— Start of DATA FOR THE TASK —
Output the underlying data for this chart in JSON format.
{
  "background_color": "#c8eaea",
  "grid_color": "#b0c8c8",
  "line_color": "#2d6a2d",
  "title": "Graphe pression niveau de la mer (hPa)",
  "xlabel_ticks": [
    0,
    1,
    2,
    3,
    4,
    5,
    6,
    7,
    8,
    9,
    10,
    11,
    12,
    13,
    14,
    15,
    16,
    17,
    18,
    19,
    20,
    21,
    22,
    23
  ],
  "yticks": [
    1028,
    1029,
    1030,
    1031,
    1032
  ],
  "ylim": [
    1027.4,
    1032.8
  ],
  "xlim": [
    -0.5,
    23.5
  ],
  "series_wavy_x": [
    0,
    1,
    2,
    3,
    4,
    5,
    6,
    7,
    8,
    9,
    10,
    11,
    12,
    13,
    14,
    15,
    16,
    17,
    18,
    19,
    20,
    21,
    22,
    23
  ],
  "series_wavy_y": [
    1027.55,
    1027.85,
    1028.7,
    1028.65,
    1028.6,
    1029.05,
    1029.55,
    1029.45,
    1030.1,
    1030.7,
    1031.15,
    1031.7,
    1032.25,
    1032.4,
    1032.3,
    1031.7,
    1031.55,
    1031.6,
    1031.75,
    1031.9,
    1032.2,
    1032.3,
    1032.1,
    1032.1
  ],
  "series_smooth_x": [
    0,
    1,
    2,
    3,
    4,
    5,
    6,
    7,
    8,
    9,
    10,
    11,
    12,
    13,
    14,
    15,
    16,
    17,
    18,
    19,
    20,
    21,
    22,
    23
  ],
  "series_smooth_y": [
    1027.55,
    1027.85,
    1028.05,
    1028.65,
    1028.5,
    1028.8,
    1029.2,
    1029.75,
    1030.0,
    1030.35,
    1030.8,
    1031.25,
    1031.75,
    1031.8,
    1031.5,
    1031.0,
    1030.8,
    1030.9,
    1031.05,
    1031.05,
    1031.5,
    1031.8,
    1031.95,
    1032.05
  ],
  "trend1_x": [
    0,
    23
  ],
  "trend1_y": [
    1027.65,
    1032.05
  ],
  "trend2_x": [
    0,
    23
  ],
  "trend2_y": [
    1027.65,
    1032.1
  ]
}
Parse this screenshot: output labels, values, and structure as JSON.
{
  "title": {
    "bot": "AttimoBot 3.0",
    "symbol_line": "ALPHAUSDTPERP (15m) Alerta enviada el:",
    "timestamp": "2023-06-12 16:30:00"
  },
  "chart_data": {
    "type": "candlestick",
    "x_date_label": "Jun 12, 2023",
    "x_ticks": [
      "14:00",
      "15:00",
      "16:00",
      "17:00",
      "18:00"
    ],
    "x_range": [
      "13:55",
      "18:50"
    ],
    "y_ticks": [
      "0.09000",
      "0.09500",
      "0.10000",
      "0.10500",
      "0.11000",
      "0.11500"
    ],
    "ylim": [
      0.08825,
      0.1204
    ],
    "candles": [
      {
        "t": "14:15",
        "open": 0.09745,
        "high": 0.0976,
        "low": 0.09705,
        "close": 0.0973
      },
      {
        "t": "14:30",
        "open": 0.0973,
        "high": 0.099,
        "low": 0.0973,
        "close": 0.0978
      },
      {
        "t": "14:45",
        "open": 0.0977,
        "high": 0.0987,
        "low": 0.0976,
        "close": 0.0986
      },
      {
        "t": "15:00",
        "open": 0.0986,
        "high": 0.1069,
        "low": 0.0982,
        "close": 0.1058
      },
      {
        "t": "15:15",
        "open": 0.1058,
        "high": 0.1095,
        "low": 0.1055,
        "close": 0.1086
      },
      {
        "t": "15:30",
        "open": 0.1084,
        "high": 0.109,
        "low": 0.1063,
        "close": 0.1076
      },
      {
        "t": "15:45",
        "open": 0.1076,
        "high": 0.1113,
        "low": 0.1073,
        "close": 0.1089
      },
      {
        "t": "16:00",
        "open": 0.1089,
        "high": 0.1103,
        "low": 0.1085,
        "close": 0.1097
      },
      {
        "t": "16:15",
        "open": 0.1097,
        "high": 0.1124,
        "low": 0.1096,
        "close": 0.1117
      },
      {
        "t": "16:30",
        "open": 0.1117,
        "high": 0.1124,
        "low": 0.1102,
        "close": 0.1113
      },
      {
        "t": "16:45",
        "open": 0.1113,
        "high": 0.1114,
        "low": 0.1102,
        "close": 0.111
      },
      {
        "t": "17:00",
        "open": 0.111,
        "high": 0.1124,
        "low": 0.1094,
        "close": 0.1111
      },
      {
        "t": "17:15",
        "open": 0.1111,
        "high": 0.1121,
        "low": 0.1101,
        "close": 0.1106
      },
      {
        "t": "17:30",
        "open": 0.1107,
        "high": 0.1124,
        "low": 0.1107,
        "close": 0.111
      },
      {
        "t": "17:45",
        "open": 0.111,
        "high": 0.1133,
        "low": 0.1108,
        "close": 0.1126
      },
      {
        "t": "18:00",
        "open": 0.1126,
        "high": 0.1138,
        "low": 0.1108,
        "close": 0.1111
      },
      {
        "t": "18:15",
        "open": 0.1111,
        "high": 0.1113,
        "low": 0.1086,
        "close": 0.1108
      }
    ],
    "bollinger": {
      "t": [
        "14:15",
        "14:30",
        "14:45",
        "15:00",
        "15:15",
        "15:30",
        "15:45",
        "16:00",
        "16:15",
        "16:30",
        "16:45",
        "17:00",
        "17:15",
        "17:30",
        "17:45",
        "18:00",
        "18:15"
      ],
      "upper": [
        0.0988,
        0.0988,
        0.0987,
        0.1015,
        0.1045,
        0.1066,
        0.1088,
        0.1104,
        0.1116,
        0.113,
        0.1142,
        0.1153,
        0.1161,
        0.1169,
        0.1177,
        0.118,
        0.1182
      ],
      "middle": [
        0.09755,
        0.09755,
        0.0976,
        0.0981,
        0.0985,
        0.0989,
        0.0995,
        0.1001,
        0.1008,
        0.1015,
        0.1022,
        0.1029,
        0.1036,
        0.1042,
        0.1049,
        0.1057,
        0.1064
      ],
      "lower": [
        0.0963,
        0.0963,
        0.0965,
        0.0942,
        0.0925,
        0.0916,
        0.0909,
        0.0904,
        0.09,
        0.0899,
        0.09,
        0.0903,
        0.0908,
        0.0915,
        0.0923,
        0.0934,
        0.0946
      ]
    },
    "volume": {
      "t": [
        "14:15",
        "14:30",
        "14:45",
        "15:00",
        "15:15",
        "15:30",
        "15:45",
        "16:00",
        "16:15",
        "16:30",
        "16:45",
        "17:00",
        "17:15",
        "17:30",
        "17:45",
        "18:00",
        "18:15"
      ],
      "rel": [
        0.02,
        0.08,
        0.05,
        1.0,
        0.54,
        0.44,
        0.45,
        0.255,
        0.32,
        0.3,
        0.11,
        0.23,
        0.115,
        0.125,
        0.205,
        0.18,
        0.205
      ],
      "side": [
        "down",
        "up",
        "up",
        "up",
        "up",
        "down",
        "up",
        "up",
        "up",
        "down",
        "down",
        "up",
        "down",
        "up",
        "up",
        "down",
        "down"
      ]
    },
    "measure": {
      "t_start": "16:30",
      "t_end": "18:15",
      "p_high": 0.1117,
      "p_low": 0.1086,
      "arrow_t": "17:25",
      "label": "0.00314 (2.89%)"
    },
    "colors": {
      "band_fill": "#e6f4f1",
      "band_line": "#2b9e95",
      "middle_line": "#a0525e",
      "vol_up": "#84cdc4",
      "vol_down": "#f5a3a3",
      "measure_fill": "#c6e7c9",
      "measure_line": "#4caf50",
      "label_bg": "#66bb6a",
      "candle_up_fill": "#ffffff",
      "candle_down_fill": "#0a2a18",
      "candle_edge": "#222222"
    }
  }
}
— End of DATA FOR THE TASK —
■ WHAT THE TASK REQUIRES
Extract the complete data, matching each line exactly.

■ EXPECTED ANSWER
Output the underlying data for this chart in JSON format.
{
  "background_color": "#c8eaea",
  "grid_color": "#b0c8c8",
  "line_color": "#2d6a2d",
  "title": "Graphe pression niveau de la mer (hPa)",
  "xlabel_ticks": [
    0,
    1,
    2,
    3,
    4,
    5,
    6,
    7,
    8,
    9,
    10,
    11,
    12,
    13,
    14,
    15,
    16,
    17,
    18,
    19,
    20,
    21,
    22,
    23
  ],
  "yticks": [
    1028,
    1029,
    1030,
    1031,
    1032
  ],
  "ylim": [
    1027.4,
    1032.8
  ],
  "xlim": [
    -0.5,
    23.5
  ],
  "series_wavy_x": [
    0,
    1,
    2,
    3,
    4,
    5,
    6,
    7,
    8,
    9,
    10,
    11,
    12,
    13,
    14,
    15,
    16,
    17,
    18,
    19,
    20,
    21,
    22,
    23
  ],
  "series_wavy_y": [
    1027.55,
    1027.85,
    1028.7,
    1028.65,
    1028.6,
    1029.05,
    1029.55,
    1029.45,
    1030.1,
    1030.7,
    1031.15,
    1031.7,
    1032.25,
    1032.4,
    1032.3,
    1031.7,
    1031.55,
    1031.6,
    1031.75,
    1031.9,
    1032.2,
    1032.3,
    1032.1,
    1032.1
  ],
  "series_smooth_x": [
    0,
    1,
    2,
    3,
    4,
    5,
    6,
    7,
    8,
    9,
    10,
    11,
    12,
    13,
    14,
    15,
    16,
    17,
    18,
    19,
    20,
    21,
    22,
    23
  ],
  "series_smooth_y": [
    1027.55,
    1027.85,
    1028.05,
    1028.65,
    1028.5,
    1028.8,
    1029.2,
    1029.75,
    1030.0,
    1030.35,
    1030.8,
    1031.25,
    1031.75,
    1031.8,
    1031.5,
    1031.0,
    1030.8,
    1030.9,
    1031.05,
    1031.05,
    1031.5,
    1031.8,
    1031.95,
    1032.05
  ],
  "trend1_x": [
    0,
    23
  ],
  "trend1_y": [
    1027.65,
    1032.05
  ],
  "trend2_x": [
    0,
    23
  ],
  "trend2_y": [
    1027.65,
    1032.1
  ]
}
Parse this screenshot: output labels, values, and structure as JSON.
{
  "title": {
    "bot": "AttimoBot 3.0",
    "symbol_line": "ALPHAUSDTPERP (15m) Alerta enviada el:",
    "timestamp": "2023-06-12 16:30:00"
  },
  "chart_data": {
    "type": "candlestick",
    "x_date_label": "Jun 12, 2023",
    "x_ticks": [
      "14:00",
      "15:00",
      "16:00",
      "17:00",
      "18:00"
    ],
    "x_range": [
      "13:55",
      "18:50"
    ],
    "y_ticks": [
      "0.09000",
      "0.09500",
      "0.10000",
      "0.10500",
      "0.11000",
      "0.11500"
    ],
    "ylim": [
      0.08825,
      0.1204
    ],
    "candles": [
      {
        "t": "14:15",
        "open": 0.09745,
        "high": 0.0976,
        "low": 0.09705,
        "close": 0.0973
      },
      {
        "t": "14:30",
        "open": 0.0973,
        "high": 0.099,
        "low": 0.0973,
        "close": 0.0978
      },
      {
        "t": "14:45",
        "open": 0.0977,
        "high": 0.0987,
        "low": 0.0976,
        "close": 0.0986
      },
      {
        "t": "15:00",
        "open": 0.0986,
        "high": 0.1069,
        "low": 0.0982,
        "close": 0.1058
      },
      {
        "t": "15:15",
        "open": 0.1058,
        "high": 0.1095,
        "low": 0.1055,
        "close": 0.1086
      },
      {
        "t": "15:30",
        "open": 0.1084,
        "high": 0.109,
        "low": 0.1063,
        "close": 0.1076
      },
      {
        "t": "15:45",
        "open": 0.1076,
        "high": 0.1113,
        "low": 0.1073,
        "close": 0.1089
      },
      {
        "t": "16:00",
        "open": 0.1089,
        "high": 0.1103,
        "low": 0.1085,
        "close": 0.1097
      },
      {
        "t": "16:15",
        "open": 0.1097,
        "high": 0.1124,
        "low": 0.1096,
        "close": 0.1117
      },
      {
        "t": "16:30",
        "open": 0.1117,
        "high": 0.1124,
        "low": 0.1102,
        "close": 0.1113
      },
      {
        "t": "16:45",
        "open": 0.1113,
        "high": 0.1114,
        "low": 0.1102,
        "close": 0.111
      },
      {
        "t": "17:00",
        "open": 0.111,
        "high": 0.1124,
        "low": 0.1094,
        "close": 0.1111
      },
      {
        "t": "17:15",
        "open": 0.1111,
        "high": 0.1121,
        "low": 0.1101,
        "close": 0.1106
      },
      {
        "t": "17:30",
        "open": 0.1107,
        "high": 0.1124,
        "low": 0.1107,
        "close": 0.111
      },
      {
        "t": "17:45",
        "open": 0.111,
        "high": 0.1133,
        "low": 0.1108,
        "close": 0.1126
      },
      {
        "t": "18:00",
        "open": 0.1126,
        "high": 0.1138,
        "low": 0.1108,
        "close": 0.1111
      },
      {
        "t": "18:15",
        "open": 0.1111,
        "high": 0.1113,
        "low": 0.1086,
        "close": 0.1108
      }
    ],
    "bollinger": {
      "t": [
        "14:15",
        "14:30",
        "14:45",
        "15:00",
        "15:15",
        "15:30",
        "15:45",
        "16:00",
        "16:15",
        "16:30",
        "16:45",
        "17:00",
        "17:15",
        "17:30",
        "17:45",
        "18:00",
        "18:15"
      ],
      "upper": [
        0.0988,
        0.0988,
        0.0987,
        0.1015,
        0.1045,
        0.1066,
        0.1088,
        0.1104,
        0.1116,
        0.113,
        0.1142,
        0.1153,
        0.1161,
        0.1169,
        0.1177,
        0.118,
        0.1182
      ],
      "middle": [
        0.09755,
        0.09755,
        0.0976,
        0.0981,
        0.0985,
        0.0989,
        0.0995,
        0.1001,
        0.1008,
        0.1015,
        0.1022,
        0.1029,
        0.1036,
        0.1042,
        0.1049,
        0.1057,
        0.1064
      ],
      "lower": [
        0.0963,
        0.0963,
        0.0965,
        0.0942,
        0.0925,
        0.0916,
        0.0909,
        0.0904,
        0.09,
        0.0899,
        0.09,
        0.0903,
        0.0908,
        0.0915,
        0.0923,
        0.0934,
        0.0946
      ]
    },
    "volume": {
      "t": [
        "14:15",
        "14:30",
        "14:45",
        "15:00",
        "15:15",
        "15:30",
        "15:45",
        "16:00",
        "16:15",
        "16:30",
        "16:45",
        "17:00",
        "17:15",
        "17:30",
        "17:45",
        "18:00",
        "18:15"
      ],
      "rel": [
        0.02,
        0.08,
        0.05,
        1.0,
        0.54,
        0.44,
        0.45,
        0.255,
        0.32,
        0.3,
        0.11,
        0.23,
        0.115,
        0.125,
        0.205,
        0.18,
        0.205
      ],
      "side": [
        "down",
        "up",
        "up",
        "up",
        "up",
        "down",
        "up",
        "up",
        "up",
        "down",
        "down",
        "up",
        "down",
        "up",
        "up",
        "down",
        "down"
      ]
    },
    "measure": {
      "t_start": "16:30",
      "t_end": "18:15",
      "p_high": 0.1117,
      "p_low": 0.1086,
      "arrow_t": "17:25",
      "label": "0.00314 (2.89%)"
    },
    "colors": {
      "band_fill": "#e6f4f1",
      "band_line": "#2b9e95",
      "middle_line": "#a0525e",
      "vol_up": "#84cdc4",
      "vol_down": "#f5a3a3",
      "measure_fill": "#c6e7c9",
      "measure_line": "#4caf50",
      "label_bg": "#66bb6a",
      "candle_up_fill": "#ffffff",
      "candle_down_fill": "#0a2a18",
      "candle_edge": "#222222"
    }
  }
}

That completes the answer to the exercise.